Exercise =>
Note each line of the entries that includes "JSON". Then copy those lines.
** Opening Supplied data block **
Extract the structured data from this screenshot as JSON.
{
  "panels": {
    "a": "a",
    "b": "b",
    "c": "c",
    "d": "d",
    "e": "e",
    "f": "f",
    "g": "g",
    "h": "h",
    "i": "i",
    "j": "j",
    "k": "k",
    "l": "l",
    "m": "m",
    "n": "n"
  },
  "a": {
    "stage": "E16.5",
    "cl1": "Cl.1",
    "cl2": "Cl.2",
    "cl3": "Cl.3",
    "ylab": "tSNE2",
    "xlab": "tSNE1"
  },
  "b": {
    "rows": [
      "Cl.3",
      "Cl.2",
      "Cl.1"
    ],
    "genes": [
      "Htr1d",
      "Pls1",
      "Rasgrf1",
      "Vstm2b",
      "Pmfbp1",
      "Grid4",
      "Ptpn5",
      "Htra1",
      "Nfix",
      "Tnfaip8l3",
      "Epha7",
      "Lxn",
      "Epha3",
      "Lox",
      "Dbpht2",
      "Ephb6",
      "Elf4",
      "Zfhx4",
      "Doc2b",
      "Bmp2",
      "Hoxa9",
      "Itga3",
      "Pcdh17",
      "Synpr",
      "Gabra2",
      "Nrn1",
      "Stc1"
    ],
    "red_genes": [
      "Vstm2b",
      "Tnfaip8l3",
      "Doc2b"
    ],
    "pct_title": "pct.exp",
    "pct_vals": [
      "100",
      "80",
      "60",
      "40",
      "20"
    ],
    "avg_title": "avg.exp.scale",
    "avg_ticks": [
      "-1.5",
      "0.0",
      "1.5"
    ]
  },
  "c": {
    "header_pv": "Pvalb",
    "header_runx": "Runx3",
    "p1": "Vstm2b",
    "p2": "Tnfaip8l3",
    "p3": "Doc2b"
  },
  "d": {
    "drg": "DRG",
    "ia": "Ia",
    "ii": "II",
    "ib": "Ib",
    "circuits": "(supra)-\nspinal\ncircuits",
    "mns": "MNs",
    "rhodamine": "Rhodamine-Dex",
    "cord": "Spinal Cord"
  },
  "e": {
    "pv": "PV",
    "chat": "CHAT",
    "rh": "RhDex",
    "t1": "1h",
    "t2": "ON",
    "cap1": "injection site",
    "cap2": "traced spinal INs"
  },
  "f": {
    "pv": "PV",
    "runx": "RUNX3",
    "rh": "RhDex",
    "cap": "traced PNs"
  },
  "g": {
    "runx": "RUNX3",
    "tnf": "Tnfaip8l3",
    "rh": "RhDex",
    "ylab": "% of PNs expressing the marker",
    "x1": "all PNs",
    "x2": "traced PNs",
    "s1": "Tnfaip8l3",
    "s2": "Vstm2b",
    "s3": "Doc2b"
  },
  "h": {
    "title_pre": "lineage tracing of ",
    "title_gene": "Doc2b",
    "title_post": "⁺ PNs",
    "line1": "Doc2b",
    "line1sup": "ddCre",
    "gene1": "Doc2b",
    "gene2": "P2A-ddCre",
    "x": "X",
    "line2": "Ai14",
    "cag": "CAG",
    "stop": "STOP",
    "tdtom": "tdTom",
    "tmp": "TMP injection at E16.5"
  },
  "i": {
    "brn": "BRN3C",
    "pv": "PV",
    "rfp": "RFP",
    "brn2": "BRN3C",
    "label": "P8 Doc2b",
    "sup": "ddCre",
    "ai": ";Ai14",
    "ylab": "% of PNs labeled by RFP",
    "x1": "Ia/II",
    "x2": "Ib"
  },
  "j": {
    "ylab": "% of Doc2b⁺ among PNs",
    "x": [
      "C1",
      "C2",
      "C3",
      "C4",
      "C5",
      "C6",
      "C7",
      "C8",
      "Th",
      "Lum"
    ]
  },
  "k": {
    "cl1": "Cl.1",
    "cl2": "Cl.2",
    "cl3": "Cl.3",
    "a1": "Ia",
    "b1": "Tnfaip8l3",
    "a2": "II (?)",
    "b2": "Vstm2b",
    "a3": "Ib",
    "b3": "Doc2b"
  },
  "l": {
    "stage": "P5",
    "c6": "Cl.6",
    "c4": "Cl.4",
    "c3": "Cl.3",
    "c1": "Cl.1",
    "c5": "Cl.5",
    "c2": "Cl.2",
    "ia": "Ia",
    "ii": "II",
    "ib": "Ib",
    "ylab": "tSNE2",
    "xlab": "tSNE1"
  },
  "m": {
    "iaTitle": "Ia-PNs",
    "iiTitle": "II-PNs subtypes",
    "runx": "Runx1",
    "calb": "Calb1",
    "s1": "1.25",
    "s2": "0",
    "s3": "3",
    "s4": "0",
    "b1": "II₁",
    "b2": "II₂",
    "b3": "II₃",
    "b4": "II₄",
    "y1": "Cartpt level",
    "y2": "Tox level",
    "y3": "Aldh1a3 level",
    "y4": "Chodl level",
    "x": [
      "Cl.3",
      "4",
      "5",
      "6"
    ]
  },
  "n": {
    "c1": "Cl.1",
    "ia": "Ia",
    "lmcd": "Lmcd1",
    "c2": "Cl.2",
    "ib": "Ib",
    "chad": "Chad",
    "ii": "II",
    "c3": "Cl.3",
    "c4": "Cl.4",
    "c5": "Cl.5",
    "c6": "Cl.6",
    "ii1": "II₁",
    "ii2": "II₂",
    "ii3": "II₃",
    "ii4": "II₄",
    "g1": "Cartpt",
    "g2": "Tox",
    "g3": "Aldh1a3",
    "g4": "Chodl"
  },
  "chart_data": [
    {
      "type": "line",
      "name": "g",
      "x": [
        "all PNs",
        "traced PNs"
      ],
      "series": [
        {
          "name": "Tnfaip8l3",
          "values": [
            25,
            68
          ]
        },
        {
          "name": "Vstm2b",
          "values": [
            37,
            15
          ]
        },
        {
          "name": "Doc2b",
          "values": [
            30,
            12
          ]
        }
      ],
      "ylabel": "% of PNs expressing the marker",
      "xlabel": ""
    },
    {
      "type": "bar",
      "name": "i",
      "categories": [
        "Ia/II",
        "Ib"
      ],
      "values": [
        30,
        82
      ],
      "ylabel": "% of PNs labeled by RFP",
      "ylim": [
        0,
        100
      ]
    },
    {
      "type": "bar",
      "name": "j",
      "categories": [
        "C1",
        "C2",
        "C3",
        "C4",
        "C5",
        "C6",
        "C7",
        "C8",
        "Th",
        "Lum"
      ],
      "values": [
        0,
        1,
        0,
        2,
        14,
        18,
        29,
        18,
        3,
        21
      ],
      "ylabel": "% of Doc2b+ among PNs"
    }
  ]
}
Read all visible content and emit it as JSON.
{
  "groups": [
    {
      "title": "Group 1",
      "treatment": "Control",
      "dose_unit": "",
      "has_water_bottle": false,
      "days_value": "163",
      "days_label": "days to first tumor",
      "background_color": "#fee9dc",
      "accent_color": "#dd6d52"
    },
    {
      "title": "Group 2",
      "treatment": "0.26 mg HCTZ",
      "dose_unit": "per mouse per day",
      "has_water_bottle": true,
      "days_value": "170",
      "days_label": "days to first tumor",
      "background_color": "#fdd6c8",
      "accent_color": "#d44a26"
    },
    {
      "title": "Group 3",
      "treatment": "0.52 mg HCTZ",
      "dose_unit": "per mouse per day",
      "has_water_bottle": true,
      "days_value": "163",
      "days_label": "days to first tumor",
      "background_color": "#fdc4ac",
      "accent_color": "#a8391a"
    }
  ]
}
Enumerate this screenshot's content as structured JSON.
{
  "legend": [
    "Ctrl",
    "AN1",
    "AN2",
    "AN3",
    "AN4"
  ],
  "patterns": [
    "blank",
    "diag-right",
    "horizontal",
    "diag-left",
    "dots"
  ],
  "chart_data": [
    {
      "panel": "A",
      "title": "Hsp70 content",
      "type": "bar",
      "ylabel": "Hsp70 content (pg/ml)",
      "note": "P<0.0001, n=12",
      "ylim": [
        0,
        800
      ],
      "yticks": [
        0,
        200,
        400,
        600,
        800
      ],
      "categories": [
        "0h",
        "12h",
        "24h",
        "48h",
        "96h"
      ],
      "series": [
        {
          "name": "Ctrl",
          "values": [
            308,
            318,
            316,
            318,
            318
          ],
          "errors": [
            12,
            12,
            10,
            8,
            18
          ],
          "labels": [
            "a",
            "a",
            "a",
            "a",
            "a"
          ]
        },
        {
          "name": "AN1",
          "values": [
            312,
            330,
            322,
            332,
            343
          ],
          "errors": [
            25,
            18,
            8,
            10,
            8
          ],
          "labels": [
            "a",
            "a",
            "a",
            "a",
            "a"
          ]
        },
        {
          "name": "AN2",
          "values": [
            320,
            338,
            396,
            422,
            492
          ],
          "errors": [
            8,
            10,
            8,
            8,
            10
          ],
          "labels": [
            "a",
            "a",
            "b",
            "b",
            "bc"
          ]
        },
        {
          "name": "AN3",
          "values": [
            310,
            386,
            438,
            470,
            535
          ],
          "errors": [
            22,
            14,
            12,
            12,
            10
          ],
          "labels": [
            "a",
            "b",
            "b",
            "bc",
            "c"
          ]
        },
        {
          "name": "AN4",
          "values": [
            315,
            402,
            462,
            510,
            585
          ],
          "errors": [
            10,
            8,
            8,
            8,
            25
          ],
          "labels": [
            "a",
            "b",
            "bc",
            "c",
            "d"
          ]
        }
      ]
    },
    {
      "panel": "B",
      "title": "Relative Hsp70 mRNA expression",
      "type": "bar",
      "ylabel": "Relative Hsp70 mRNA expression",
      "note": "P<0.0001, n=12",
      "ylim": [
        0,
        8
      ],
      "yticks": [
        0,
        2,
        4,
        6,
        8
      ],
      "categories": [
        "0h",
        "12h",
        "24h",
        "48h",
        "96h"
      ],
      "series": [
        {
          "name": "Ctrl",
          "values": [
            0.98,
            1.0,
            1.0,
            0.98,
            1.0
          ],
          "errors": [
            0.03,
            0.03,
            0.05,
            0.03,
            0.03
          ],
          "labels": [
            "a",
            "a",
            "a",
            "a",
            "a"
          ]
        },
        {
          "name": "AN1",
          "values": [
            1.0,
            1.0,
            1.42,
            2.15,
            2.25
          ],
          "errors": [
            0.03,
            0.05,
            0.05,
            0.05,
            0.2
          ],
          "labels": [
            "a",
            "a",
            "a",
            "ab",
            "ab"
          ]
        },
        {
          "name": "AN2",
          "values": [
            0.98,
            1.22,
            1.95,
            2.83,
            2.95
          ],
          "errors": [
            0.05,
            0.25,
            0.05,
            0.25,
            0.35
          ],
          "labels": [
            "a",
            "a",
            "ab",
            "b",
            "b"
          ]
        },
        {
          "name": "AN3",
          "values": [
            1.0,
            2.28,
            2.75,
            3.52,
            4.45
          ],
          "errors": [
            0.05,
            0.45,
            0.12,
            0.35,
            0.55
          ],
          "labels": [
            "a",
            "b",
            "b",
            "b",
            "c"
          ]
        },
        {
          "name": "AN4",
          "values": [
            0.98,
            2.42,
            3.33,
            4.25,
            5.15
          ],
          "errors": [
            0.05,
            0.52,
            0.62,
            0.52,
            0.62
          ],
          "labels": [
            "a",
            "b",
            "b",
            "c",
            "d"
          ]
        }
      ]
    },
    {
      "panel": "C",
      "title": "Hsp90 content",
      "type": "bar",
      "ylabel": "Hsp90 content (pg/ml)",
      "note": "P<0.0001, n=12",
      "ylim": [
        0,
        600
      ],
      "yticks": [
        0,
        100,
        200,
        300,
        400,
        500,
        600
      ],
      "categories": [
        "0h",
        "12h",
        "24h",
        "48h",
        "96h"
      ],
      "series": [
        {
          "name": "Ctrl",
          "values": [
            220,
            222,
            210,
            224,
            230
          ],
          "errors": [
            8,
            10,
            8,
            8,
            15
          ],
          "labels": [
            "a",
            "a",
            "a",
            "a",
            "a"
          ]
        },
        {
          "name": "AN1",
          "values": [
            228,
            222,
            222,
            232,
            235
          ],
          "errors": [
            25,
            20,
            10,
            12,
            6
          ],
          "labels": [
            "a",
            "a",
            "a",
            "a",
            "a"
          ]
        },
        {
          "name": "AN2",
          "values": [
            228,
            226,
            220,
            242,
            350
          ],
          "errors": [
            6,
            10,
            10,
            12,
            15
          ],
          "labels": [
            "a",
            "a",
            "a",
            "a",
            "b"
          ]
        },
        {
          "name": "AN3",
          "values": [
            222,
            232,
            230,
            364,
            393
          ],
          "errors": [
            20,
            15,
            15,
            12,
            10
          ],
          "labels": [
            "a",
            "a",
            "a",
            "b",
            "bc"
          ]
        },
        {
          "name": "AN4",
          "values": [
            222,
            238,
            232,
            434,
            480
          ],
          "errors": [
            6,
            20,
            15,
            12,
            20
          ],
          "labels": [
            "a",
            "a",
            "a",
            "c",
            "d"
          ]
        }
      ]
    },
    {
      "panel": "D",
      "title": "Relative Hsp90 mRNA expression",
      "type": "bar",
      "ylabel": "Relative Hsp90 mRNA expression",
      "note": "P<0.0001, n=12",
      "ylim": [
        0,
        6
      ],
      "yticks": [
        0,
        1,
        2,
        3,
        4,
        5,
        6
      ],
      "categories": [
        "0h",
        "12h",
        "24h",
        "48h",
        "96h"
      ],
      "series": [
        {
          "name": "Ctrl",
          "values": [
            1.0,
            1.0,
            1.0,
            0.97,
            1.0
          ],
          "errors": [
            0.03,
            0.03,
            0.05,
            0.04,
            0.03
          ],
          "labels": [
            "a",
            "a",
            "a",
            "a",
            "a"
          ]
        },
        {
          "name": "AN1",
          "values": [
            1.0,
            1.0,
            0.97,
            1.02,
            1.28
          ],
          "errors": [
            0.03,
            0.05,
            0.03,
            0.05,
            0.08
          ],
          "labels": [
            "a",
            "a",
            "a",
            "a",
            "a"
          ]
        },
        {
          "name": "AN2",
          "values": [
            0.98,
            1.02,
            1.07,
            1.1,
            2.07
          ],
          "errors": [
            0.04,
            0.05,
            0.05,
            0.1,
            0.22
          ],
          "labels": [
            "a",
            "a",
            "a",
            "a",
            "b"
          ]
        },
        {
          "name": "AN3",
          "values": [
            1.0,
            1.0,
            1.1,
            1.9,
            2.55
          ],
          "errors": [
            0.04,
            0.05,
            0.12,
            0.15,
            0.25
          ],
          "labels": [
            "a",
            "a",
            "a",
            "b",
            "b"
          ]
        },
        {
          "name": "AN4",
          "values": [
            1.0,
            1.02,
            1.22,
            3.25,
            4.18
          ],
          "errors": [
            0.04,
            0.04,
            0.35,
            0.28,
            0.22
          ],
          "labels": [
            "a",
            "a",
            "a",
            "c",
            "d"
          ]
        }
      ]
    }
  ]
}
** Closing Supplied data block **
Written reply =>
Extract the structured data from this screenshot as JSON.
Read all visible content and emit it as JSON.
Enumerate this screenshot's content as structured JSON.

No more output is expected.